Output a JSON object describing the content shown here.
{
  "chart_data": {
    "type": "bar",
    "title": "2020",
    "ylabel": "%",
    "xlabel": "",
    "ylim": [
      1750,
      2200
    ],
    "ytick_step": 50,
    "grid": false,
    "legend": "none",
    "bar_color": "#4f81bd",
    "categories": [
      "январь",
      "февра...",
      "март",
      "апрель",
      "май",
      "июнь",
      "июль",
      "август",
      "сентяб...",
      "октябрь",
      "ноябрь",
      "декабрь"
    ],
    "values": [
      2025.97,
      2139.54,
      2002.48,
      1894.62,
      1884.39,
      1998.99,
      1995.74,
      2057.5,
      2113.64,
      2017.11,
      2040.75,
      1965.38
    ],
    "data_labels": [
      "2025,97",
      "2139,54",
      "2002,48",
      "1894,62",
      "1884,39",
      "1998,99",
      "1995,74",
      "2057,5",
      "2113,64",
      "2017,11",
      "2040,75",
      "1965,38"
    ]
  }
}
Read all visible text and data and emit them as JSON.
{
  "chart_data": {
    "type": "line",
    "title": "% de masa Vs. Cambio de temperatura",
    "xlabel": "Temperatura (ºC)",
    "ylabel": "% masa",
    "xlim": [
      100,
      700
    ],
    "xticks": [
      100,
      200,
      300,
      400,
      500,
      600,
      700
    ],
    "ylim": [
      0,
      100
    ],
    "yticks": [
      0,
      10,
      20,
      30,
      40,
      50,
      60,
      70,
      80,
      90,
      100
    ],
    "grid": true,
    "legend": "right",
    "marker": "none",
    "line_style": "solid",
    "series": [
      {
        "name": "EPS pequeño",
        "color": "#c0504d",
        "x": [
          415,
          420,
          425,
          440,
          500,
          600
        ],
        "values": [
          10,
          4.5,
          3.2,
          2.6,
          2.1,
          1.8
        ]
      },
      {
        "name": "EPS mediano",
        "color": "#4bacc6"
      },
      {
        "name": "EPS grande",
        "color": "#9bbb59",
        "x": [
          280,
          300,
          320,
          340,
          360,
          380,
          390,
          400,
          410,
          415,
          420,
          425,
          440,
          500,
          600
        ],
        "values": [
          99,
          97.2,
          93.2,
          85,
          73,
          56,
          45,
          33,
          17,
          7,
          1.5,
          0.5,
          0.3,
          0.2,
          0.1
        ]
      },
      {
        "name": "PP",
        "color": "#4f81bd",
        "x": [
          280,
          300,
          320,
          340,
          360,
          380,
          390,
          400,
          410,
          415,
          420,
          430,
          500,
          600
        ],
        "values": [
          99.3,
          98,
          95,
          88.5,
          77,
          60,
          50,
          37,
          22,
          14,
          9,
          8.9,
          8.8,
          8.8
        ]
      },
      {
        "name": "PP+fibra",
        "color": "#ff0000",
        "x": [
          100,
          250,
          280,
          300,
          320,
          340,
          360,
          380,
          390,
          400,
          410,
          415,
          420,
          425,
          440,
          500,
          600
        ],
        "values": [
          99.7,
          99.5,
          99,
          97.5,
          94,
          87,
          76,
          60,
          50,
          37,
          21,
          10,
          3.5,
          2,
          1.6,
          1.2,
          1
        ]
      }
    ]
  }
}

- Exercise aim:
Which lines contain "title"? Show each of them.

- Output:
    "title": "2020",
    "title": "% de masa Vs. Cambio de temperatura",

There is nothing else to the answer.